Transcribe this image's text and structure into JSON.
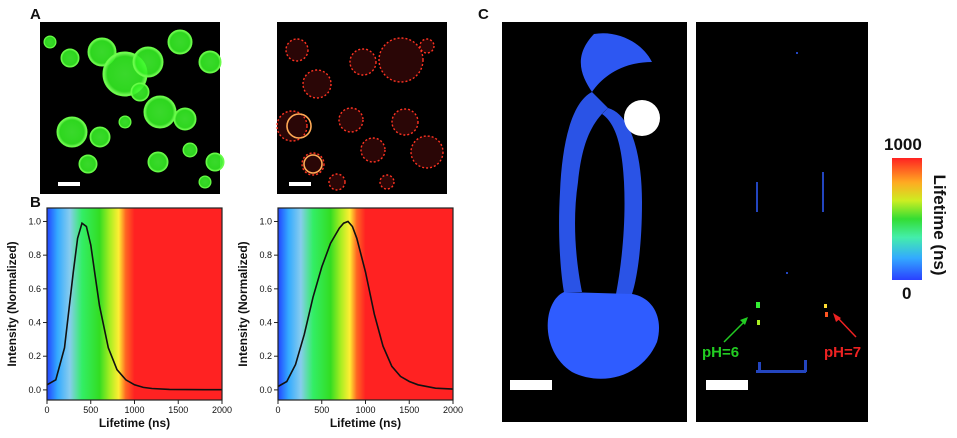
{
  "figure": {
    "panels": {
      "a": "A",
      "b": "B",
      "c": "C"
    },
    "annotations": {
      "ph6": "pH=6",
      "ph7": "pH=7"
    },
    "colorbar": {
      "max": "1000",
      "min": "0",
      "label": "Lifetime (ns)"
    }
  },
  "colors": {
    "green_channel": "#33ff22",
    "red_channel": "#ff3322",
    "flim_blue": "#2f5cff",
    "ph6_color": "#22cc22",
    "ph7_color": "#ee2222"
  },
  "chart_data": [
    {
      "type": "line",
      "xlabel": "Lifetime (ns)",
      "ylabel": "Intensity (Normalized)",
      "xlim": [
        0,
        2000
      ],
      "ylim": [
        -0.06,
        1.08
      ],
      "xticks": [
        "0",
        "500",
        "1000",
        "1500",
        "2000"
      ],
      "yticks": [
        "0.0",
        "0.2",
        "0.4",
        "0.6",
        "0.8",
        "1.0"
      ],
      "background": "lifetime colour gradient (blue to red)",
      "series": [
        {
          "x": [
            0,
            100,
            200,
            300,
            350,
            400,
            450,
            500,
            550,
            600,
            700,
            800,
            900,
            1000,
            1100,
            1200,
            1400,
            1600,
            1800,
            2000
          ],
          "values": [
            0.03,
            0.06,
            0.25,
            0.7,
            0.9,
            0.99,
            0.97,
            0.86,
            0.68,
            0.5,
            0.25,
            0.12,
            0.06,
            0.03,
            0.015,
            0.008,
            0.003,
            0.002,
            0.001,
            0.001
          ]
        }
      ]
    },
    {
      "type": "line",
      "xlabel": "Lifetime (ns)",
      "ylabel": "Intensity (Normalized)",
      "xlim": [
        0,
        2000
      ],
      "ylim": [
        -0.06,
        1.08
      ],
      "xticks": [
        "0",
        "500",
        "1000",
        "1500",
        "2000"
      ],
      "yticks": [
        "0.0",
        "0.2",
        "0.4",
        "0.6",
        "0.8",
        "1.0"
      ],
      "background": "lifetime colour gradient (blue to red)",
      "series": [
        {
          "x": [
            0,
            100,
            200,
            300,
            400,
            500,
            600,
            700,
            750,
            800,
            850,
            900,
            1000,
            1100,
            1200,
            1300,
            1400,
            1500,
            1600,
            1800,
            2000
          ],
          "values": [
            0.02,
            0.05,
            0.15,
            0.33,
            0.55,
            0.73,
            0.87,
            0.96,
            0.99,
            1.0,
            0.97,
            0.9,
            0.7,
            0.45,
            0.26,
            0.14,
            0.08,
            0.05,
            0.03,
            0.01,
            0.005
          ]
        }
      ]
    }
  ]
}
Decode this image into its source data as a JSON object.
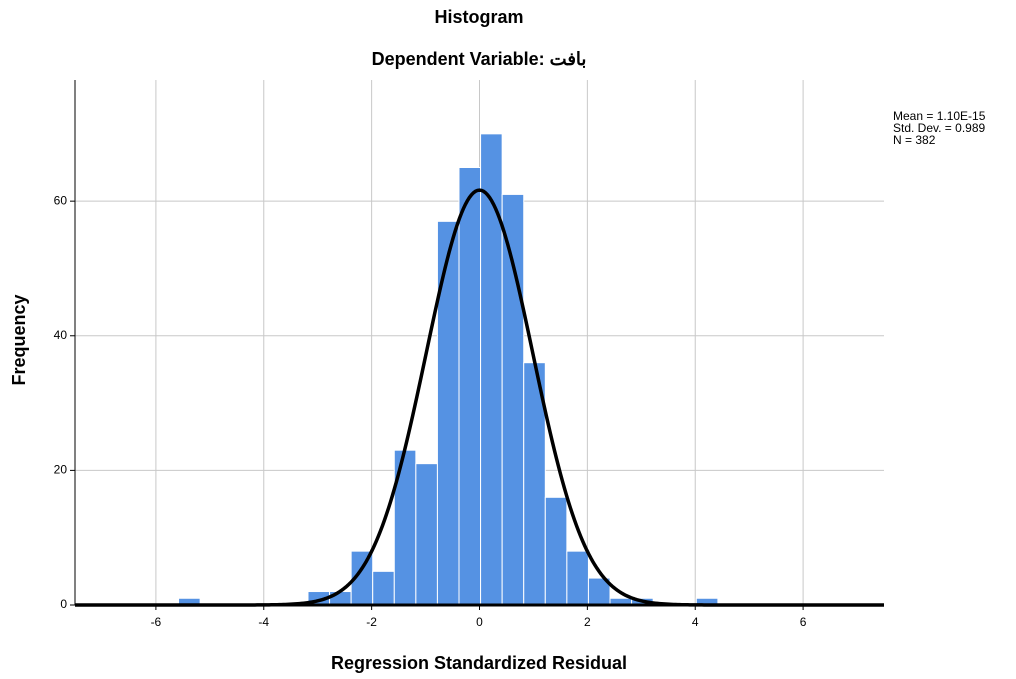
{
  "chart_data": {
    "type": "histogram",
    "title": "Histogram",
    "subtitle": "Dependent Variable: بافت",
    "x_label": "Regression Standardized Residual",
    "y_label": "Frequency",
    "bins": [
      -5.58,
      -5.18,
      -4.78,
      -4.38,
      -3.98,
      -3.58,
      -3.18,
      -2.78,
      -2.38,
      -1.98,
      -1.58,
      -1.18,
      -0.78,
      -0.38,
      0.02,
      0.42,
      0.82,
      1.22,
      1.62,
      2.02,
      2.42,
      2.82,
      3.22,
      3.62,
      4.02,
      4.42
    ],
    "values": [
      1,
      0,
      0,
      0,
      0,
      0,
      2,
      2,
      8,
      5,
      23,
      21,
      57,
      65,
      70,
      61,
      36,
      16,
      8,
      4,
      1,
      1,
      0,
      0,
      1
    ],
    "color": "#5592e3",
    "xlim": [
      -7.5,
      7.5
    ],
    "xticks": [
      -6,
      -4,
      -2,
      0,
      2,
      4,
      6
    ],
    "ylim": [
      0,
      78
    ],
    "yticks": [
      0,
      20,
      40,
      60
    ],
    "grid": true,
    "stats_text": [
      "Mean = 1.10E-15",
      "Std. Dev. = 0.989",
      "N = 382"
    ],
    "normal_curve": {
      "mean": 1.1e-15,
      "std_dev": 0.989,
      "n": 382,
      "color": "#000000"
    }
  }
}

-*-*-

SET PROBLEM -
Pick every line with "image" in it and copy it.

RESULT OF THE TASK -
Transcribe this image's text and structure into JSON.
Decode this image into its source data as a JSON object.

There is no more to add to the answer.